Records for processing.

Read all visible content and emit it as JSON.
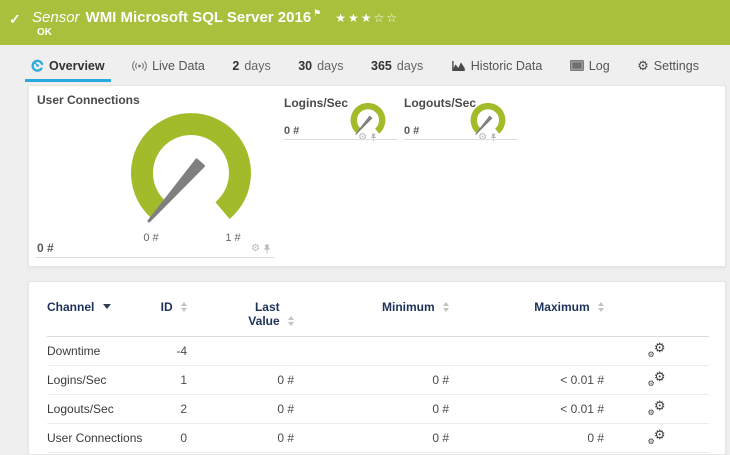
{
  "colors": {
    "header_green": "#a8c03c",
    "gauge_green": "#a2bb2b",
    "accent_blue": "#29a9e0",
    "table_header_navy": "#1e3158",
    "page_background": "#efefef"
  },
  "header": {
    "check": "✓",
    "kind": "Sensor",
    "title": "WMI Microsoft SQL Server 2016",
    "flag": "⚑",
    "stars": "★★★☆☆",
    "status": "OK"
  },
  "tabs": {
    "overview": "Overview",
    "live_data": "Live Data",
    "d2_num": "2",
    "d2_unit": "days",
    "d30_num": "30",
    "d30_unit": "days",
    "d365_num": "365",
    "d365_unit": "days",
    "historic": "Historic Data",
    "log": "Log",
    "settings": "Settings",
    "settings_gear": "⚙"
  },
  "gauges": {
    "gear": "⚙",
    "main": {
      "title": "User Connections",
      "value": "0 #",
      "scale_min": "0 #",
      "scale_max": "1 #"
    },
    "logins": {
      "title": "Logins/Sec",
      "value": "0 #"
    },
    "logouts": {
      "title": "Logouts/Sec",
      "value": "0 #"
    }
  },
  "table": {
    "headers": {
      "channel": "Channel",
      "id": "ID",
      "last_value": "Last Value",
      "minimum": "Minimum",
      "maximum": "Maximum"
    },
    "row_gear": "⚙",
    "rows": [
      {
        "channel": "Downtime",
        "id": "-4",
        "last": "",
        "min": "",
        "max": ""
      },
      {
        "channel": "Logins/Sec",
        "id": "1",
        "last": "0 #",
        "min": "0 #",
        "max": "< 0.01 #"
      },
      {
        "channel": "Logouts/Sec",
        "id": "2",
        "last": "0 #",
        "min": "0 #",
        "max": "< 0.01 #"
      },
      {
        "channel": "User Connections",
        "id": "0",
        "last": "0 #",
        "min": "0 #",
        "max": "0 #"
      }
    ]
  }
}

Goal.
Write out every entry again word for word, without any of the pictures.

Reply.
Read all visible content and emit it as JSON.
{
  "colors": {
    "header_green": "#a8c03c",
    "gauge_green": "#a2bb2b",
    "accent_blue": "#29a9e0",
    "table_header_navy": "#1e3158",
    "page_background": "#efefef"
  },
  "header": {
    "check": "✓",
    "kind": "Sensor",
    "title": "WMI Microsoft SQL Server 2016",
    "flag": "⚑",
    "stars": "★★★☆☆",
    "status": "OK"
  },
  "tabs": {
    "overview": "Overview",
    "live_data": "Live Data",
    "d2_num": "2",
    "d2_unit": "days",
    "d30_num": "30",
    "d30_unit": "days",
    "d365_num": "365",
    "d365_unit": "days",
    "historic": "Historic Data",
    "log": "Log",
    "settings": "Settings",
    "settings_gear": "⚙"
  },
  "gauges": {
    "gear": "⚙",
    "main": {
      "title": "User Connections",
      "value": "0 #",
      "scale_min": "0 #",
      "scale_max": "1 #"
    },
    "logins": {
      "title": "Logins/Sec",
      "value": "0 #"
    },
    "logouts": {
      "title": "Logouts/Sec",
      "value": "0 #"
    }
  },
  "table": {
    "headers": {
      "channel": "Channel",
      "id": "ID",
      "last_value": "Last Value",
      "minimum": "Minimum",
      "maximum": "Maximum"
    },
    "row_gear": "⚙",
    "rows": [
      {
        "channel": "Downtime",
        "id": "-4",
        "last": "",
        "min": "",
        "max": ""
      },
      {
        "channel": "Logins/Sec",
        "id": "1",
        "last": "0 #",
        "min": "0 #",
        "max": "< 0.01 #"
      },
      {
        "channel": "Logouts/Sec",
        "id": "2",
        "last": "0 #",
        "min": "0 #",
        "max": "< 0.01 #"
      },
      {
        "channel": "User Connections",
        "id": "0",
        "last": "0 #",
        "min": "0 #",
        "max": "0 #"
      }
    ]
  }
}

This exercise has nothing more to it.